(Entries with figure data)
________
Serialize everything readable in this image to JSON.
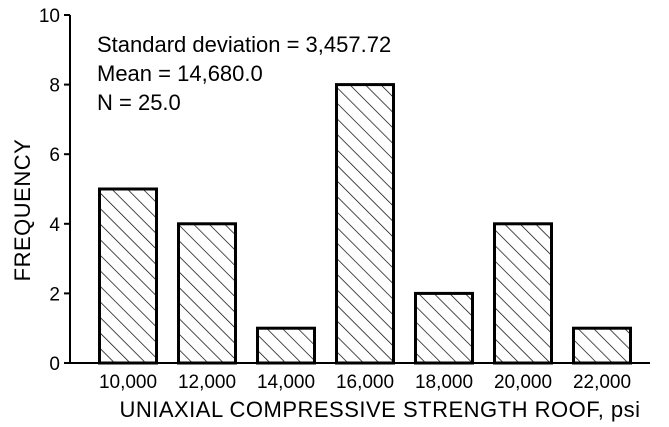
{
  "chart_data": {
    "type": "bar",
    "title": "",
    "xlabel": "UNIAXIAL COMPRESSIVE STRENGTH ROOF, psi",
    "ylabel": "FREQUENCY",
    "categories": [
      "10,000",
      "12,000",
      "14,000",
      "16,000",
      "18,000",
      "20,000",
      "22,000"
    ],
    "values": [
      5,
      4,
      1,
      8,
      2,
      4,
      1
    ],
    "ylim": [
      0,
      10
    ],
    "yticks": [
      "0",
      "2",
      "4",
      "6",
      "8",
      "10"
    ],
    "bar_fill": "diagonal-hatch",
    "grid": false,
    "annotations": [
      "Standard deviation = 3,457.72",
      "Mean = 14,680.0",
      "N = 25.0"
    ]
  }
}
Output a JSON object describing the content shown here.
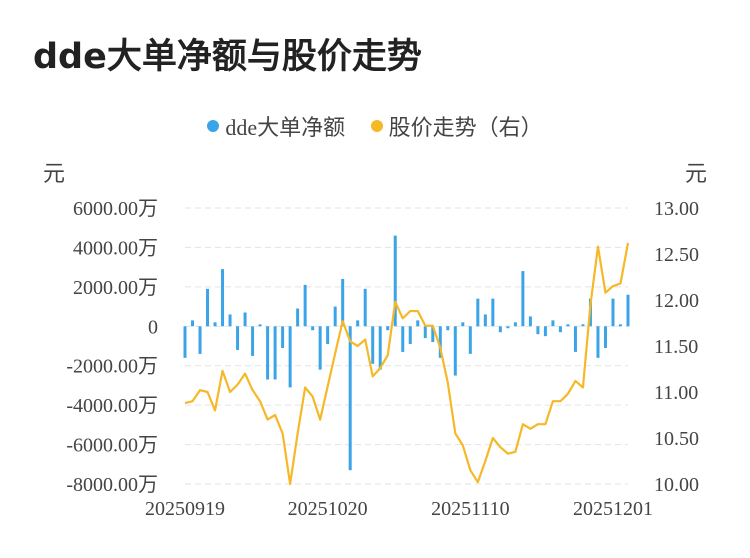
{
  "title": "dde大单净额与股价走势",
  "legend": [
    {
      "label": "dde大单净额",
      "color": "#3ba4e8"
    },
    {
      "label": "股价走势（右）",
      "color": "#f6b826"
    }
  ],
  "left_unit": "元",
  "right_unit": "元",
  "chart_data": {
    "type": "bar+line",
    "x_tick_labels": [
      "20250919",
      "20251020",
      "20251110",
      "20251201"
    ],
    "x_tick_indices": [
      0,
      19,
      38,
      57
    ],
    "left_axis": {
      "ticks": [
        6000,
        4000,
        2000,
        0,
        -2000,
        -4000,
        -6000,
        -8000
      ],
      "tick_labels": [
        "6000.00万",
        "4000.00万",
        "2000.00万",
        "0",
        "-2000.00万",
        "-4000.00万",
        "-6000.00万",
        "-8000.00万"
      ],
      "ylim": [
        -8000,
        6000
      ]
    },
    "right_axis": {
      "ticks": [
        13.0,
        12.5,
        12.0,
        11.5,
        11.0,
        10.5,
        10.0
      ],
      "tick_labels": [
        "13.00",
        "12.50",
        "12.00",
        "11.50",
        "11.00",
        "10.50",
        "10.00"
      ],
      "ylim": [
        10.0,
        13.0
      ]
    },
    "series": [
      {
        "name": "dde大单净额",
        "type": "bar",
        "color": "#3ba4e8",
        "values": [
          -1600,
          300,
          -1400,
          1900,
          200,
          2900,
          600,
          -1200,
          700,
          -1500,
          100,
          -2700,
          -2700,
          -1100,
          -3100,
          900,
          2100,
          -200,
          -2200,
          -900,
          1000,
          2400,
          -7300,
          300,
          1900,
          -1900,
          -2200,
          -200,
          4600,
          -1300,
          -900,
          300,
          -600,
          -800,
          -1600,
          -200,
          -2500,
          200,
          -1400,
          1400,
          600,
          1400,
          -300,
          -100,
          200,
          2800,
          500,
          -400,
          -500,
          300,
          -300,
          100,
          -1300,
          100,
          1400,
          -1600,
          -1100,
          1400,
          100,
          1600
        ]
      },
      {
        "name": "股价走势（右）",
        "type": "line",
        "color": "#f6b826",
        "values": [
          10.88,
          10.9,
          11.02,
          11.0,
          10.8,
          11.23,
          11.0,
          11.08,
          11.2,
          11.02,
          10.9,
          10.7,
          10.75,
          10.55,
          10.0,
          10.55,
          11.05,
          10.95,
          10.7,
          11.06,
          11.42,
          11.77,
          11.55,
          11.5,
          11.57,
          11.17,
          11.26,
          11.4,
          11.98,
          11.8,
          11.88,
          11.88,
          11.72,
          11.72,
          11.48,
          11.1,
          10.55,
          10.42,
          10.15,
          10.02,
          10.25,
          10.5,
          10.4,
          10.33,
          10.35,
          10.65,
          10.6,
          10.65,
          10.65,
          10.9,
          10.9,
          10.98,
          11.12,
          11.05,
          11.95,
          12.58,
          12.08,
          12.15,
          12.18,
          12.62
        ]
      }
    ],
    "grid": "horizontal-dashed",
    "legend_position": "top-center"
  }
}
________
A faithful copy of the records above is needed, with the pictures left out.

RESPONSE TO THIS EXERCISE
Serialize everything readable in this image to JSON.
{
  "chart_data": {
    "type": "bar",
    "title": "",
    "xlabel": "UNIAXIAL COMPRESSIVE STRENGTH ROOF, psi",
    "ylabel": "FREQUENCY",
    "categories": [
      "10,000",
      "12,000",
      "14,000",
      "16,000",
      "18,000",
      "20,000",
      "22,000"
    ],
    "values": [
      5,
      4,
      1,
      8,
      2,
      4,
      1
    ],
    "ylim": [
      0,
      10
    ],
    "yticks": [
      "0",
      "2",
      "4",
      "6",
      "8",
      "10"
    ],
    "bar_fill": "diagonal-hatch",
    "grid": false,
    "annotations": [
      "Standard deviation = 3,457.72",
      "Mean = 14,680.0",
      "N = 25.0"
    ]
  }
}
Output a JSON object describing the content shown here.
{
  "title": "dde大单净额与股价走势",
  "legend": [
    {
      "label": "dde大单净额",
      "color": "#3ba4e8"
    },
    {
      "label": "股价走势（右）",
      "color": "#f6b826"
    }
  ],
  "left_unit": "元",
  "right_unit": "元",
  "chart_data": {
    "type": "bar+line",
    "x_tick_labels": [
      "20250919",
      "20251020",
      "20251110",
      "20251201"
    ],
    "x_tick_indices": [
      0,
      19,
      38,
      57
    ],
    "left_axis": {
      "ticks": [
        6000,
        4000,
        2000,
        0,
        -2000,
        -4000,
        -6000,
        -8000
      ],
      "tick_labels": [
        "6000.00万",
        "4000.00万",
        "2000.00万",
        "0",
        "-2000.00万",
        "-4000.00万",
        "-6000.00万",
        "-8000.00万"
      ],
      "ylim": [
        -8000,
        6000
      ]
    },
    "right_axis": {
      "ticks": [
        13.0,
        12.5,
        12.0,
        11.5,
        11.0,
        10.5,
        10.0
      ],
      "tick_labels": [
        "13.00",
        "12.50",
        "12.00",
        "11.50",
        "11.00",
        "10.50",
        "10.00"
      ],
      "ylim": [
        10.0,
        13.0
      ]
    },
    "series": [
      {
        "name": "dde大单净额",
        "type": "bar",
        "color": "#3ba4e8",
        "values": [
          -1600,
          300,
          -1400,
          1900,
          200,
          2900,
          600,
          -1200,
          700,
          -1500,
          100,
          -2700,
          -2700,
          -1100,
          -3100,
          900,
          2100,
          -200,
          -2200,
          -900,
          1000,
          2400,
          -7300,
          300,
          1900,
          -1900,
          -2200,
          -200,
          4600,
          -1300,
          -900,
          300,
          -600,
          -800,
          -1600,
          -200,
          -2500,
          200,
          -1400,
          1400,
          600,
          1400,
          -300,
          -100,
          200,
          2800,
          500,
          -400,
          -500,
          300,
          -300,
          100,
          -1300,
          100,
          1400,
          -1600,
          -1100,
          1400,
          100,
          1600
        ]
      },
      {
        "name": "股价走势（右）",
        "type": "line",
        "color": "#f6b826",
        "values": [
          10.88,
          10.9,
          11.02,
          11.0,
          10.8,
          11.23,
          11.0,
          11.08,
          11.2,
          11.02,
          10.9,
          10.7,
          10.75,
          10.55,
          10.0,
          10.55,
          11.05,
          10.95,
          10.7,
          11.06,
          11.42,
          11.77,
          11.55,
          11.5,
          11.57,
          11.17,
          11.26,
          11.4,
          11.98,
          11.8,
          11.88,
          11.88,
          11.72,
          11.72,
          11.48,
          11.1,
          10.55,
          10.42,
          10.15,
          10.02,
          10.25,
          10.5,
          10.4,
          10.33,
          10.35,
          10.65,
          10.6,
          10.65,
          10.65,
          10.9,
          10.9,
          10.98,
          11.12,
          11.05,
          11.95,
          12.58,
          12.08,
          12.15,
          12.18,
          12.62
        ]
      }
    ],
    "grid": "horizontal-dashed",
    "legend_position": "top-center"
  }
}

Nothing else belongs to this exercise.